--- WHAT YOU NEED TO DO ---
Find every line in the records below that holds the word "davolash" and copy it.

--- INPUT FOR THIS TASK ---
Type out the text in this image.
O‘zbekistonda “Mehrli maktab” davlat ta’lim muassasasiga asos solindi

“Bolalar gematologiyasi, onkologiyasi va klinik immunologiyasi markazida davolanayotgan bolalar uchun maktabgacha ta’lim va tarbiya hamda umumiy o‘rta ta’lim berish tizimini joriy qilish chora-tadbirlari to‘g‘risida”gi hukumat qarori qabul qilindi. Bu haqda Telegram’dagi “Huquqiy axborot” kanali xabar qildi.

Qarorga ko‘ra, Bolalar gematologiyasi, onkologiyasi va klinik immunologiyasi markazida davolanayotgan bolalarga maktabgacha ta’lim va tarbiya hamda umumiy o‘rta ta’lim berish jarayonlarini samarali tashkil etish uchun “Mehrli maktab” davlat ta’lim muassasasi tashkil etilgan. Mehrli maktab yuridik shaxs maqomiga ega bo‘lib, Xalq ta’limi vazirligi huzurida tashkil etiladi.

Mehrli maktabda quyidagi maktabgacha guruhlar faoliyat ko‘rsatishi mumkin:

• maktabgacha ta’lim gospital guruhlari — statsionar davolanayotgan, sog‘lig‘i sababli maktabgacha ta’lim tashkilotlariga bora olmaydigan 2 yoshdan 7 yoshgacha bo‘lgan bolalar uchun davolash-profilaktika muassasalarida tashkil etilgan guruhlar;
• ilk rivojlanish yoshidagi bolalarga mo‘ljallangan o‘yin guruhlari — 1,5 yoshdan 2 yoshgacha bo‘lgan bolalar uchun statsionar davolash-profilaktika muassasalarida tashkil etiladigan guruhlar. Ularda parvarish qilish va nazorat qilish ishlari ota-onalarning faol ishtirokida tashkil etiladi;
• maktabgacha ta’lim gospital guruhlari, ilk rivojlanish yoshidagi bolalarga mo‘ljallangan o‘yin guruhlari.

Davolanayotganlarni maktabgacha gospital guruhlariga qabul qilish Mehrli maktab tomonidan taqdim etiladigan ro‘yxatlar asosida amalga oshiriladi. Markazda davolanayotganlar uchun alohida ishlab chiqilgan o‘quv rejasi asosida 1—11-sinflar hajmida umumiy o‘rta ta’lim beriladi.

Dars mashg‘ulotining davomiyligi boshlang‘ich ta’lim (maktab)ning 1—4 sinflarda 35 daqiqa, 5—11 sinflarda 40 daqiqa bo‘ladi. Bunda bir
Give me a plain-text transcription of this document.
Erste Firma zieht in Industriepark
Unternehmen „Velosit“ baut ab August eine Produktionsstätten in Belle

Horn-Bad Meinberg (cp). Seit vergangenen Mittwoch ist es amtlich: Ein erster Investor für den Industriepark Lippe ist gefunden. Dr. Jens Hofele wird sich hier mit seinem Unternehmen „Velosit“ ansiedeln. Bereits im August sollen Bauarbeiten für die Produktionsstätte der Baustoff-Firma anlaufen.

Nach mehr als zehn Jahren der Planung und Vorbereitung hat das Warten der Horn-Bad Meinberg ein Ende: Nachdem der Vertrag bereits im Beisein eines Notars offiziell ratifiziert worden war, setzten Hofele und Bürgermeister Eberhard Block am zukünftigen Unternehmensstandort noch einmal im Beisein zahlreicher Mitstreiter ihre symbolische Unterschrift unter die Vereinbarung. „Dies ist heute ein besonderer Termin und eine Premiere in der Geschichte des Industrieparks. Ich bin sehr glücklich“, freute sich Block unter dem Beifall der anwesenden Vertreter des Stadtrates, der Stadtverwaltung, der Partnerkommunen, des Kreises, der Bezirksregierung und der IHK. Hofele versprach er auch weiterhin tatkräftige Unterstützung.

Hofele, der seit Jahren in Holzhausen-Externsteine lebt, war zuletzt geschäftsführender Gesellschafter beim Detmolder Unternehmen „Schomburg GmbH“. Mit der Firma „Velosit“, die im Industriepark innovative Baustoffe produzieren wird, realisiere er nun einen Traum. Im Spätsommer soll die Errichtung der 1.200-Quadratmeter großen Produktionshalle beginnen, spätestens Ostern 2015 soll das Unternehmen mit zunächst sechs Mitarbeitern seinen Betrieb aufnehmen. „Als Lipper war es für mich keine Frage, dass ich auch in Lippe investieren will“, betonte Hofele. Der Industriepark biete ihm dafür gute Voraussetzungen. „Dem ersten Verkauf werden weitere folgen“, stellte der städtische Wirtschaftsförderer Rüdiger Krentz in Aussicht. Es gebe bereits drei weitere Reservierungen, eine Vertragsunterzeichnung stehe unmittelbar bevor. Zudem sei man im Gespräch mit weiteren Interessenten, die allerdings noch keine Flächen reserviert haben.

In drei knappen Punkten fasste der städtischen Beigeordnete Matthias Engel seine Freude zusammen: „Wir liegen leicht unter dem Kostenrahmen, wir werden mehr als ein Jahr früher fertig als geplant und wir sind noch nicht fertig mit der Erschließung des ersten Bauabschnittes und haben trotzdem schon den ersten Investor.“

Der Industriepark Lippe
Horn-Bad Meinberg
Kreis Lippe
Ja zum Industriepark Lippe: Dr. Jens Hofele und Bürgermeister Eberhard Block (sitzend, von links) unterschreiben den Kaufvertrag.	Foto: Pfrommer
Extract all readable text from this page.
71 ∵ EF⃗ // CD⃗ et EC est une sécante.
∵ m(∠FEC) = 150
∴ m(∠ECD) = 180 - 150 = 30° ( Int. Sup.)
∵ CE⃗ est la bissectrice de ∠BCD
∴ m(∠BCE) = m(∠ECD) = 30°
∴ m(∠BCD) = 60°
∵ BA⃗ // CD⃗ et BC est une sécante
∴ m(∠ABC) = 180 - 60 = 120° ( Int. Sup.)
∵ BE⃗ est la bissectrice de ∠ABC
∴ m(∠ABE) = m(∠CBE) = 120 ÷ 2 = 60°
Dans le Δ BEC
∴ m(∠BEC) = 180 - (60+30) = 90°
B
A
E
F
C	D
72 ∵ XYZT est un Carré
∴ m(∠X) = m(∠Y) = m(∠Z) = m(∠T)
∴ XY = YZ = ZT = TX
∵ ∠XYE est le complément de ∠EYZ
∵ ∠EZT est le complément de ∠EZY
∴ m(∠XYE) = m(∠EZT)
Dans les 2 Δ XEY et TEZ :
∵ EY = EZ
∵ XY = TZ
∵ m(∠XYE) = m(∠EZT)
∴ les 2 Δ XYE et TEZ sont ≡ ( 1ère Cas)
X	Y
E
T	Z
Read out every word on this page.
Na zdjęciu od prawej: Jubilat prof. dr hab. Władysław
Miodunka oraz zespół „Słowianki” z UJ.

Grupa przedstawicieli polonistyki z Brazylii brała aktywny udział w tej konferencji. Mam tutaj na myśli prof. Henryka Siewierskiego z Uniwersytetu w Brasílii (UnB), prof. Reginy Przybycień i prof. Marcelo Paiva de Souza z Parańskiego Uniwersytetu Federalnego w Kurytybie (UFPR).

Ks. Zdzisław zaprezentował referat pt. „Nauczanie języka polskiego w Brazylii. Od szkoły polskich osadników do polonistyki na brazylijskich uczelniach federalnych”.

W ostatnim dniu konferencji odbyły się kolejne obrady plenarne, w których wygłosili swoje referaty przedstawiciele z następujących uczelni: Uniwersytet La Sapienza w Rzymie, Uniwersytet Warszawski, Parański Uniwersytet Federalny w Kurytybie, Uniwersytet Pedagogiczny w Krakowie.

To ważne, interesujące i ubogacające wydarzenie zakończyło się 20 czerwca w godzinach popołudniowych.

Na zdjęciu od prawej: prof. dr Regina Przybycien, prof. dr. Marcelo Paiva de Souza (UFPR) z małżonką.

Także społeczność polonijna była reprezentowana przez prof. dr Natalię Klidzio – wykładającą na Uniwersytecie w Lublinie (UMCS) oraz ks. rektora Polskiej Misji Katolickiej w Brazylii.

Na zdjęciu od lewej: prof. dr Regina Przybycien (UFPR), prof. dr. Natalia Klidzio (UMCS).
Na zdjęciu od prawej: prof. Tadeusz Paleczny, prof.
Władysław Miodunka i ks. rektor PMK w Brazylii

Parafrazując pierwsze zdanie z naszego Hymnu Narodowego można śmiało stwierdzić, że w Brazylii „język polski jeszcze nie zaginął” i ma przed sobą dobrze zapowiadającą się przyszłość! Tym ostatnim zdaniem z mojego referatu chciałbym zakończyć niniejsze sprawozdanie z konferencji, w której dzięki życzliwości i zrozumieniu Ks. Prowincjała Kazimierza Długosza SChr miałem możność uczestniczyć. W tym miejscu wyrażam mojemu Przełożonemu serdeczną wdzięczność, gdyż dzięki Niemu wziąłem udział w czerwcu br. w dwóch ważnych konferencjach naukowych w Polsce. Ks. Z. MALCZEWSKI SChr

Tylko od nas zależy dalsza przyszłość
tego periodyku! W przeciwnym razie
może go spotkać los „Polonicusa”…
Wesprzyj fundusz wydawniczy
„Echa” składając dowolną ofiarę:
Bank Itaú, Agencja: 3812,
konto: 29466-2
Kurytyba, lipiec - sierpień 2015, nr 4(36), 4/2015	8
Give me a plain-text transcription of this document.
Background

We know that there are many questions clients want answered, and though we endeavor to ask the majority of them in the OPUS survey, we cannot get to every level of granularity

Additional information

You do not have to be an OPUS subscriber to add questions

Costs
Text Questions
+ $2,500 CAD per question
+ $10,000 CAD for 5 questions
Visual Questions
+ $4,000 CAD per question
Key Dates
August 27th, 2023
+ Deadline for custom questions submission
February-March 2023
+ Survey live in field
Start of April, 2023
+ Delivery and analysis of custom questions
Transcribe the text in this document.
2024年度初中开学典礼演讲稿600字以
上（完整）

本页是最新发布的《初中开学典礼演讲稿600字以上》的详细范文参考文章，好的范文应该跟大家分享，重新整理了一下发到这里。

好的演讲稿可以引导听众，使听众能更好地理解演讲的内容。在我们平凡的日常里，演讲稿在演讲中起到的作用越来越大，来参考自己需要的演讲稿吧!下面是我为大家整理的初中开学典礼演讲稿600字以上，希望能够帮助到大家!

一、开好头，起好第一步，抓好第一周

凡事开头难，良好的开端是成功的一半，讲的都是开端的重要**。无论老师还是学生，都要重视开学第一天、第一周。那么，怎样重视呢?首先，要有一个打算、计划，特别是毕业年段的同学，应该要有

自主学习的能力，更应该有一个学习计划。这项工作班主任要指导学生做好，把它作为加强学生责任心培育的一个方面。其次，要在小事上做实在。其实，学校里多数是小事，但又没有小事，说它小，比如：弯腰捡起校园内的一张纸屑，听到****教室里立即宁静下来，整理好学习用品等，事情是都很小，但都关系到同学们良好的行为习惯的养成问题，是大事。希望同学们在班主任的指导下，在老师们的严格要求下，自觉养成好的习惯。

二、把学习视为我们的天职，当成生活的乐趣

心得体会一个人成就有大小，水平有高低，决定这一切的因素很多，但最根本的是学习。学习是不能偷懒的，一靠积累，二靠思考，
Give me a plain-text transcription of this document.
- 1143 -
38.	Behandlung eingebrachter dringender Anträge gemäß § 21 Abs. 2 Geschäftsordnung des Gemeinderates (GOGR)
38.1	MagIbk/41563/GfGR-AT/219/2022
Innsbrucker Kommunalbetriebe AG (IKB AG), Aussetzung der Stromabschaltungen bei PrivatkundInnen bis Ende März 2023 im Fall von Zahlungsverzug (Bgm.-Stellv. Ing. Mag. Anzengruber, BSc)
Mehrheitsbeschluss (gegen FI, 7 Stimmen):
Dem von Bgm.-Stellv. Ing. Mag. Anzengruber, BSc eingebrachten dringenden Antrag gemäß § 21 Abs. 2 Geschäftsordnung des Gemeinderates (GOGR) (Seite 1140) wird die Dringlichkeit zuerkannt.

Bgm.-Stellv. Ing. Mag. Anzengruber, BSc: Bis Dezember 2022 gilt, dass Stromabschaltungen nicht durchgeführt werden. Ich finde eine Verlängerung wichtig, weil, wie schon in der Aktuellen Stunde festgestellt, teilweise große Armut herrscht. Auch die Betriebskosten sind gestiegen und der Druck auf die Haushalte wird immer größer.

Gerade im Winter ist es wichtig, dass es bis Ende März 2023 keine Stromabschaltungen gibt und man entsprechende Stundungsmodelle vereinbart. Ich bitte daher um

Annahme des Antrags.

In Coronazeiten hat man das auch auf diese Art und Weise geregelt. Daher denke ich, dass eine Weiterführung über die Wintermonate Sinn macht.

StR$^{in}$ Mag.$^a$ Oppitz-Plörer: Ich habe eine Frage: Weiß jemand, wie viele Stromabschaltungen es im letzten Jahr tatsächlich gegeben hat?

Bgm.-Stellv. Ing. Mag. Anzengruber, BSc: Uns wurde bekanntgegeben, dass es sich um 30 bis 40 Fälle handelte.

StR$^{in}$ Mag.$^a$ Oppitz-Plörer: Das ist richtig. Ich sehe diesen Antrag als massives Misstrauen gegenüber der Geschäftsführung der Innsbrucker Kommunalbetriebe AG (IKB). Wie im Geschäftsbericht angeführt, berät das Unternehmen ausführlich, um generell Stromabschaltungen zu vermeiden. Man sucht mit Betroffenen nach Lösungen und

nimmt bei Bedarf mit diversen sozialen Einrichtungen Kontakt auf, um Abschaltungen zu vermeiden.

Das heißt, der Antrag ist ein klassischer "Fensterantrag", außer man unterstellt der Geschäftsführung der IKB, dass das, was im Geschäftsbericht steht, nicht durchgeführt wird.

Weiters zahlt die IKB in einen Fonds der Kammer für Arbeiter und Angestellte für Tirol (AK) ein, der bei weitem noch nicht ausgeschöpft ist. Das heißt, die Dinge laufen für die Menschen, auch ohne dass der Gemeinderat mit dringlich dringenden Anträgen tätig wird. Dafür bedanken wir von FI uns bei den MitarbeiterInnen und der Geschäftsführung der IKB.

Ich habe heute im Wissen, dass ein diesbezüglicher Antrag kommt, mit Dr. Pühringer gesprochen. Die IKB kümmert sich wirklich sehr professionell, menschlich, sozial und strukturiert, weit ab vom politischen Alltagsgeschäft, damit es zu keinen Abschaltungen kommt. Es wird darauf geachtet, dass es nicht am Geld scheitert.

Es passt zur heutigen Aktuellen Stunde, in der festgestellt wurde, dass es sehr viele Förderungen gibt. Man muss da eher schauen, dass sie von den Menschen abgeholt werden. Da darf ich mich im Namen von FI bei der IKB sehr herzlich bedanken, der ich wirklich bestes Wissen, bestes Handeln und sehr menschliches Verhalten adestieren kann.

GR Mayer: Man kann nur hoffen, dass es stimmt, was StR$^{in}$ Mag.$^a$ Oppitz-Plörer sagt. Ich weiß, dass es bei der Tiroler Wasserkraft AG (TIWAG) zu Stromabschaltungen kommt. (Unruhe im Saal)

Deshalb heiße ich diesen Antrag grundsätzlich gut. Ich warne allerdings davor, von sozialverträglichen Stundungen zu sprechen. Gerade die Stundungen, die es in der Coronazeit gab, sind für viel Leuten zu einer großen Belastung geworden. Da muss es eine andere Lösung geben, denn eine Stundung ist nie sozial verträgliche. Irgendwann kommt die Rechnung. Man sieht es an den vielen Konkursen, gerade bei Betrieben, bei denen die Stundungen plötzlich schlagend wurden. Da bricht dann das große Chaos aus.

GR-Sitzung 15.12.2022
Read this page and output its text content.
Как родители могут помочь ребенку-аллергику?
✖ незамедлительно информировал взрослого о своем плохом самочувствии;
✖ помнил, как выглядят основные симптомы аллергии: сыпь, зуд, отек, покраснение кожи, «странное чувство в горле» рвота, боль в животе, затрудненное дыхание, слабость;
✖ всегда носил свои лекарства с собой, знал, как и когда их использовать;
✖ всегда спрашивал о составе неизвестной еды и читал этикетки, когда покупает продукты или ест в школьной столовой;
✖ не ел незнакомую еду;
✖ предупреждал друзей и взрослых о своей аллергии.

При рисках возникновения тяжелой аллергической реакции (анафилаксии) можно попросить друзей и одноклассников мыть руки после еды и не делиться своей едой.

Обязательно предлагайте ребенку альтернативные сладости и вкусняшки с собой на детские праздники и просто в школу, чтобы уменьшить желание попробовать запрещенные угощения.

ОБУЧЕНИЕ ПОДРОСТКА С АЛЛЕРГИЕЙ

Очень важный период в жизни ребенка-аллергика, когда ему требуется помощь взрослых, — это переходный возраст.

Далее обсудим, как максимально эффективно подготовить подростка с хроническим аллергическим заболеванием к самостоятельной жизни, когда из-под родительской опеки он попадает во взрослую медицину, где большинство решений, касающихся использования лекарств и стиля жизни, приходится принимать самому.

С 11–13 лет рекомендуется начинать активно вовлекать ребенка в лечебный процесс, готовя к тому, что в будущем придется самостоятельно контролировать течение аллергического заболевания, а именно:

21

--- SOLUTION ---
• maktabgacha ta’lim gospital guruhlari — statsionar davolanayotgan, sog‘lig‘i sababli maktabgacha ta’lim tashkilotlariga bora olmaydigan 2 yoshdan 7 yoshgacha bo‘lgan bolalar uchun davolash-profilaktika muassasalarida tashkil etilgan guruhlar;
• ilk rivojlanish yoshidagi bolalarga mo‘ljallangan o‘yin guruhlari — 1,5 yoshdan 2 yoshgacha bo‘lgan bolalar uchun statsionar davolash-profilaktika muassasalarida tashkil etiladigan guruhlar. Ularda parvarish qilish va nazorat qilish ishlari ota-onalarning faol ishtirokida tashkil etiladi;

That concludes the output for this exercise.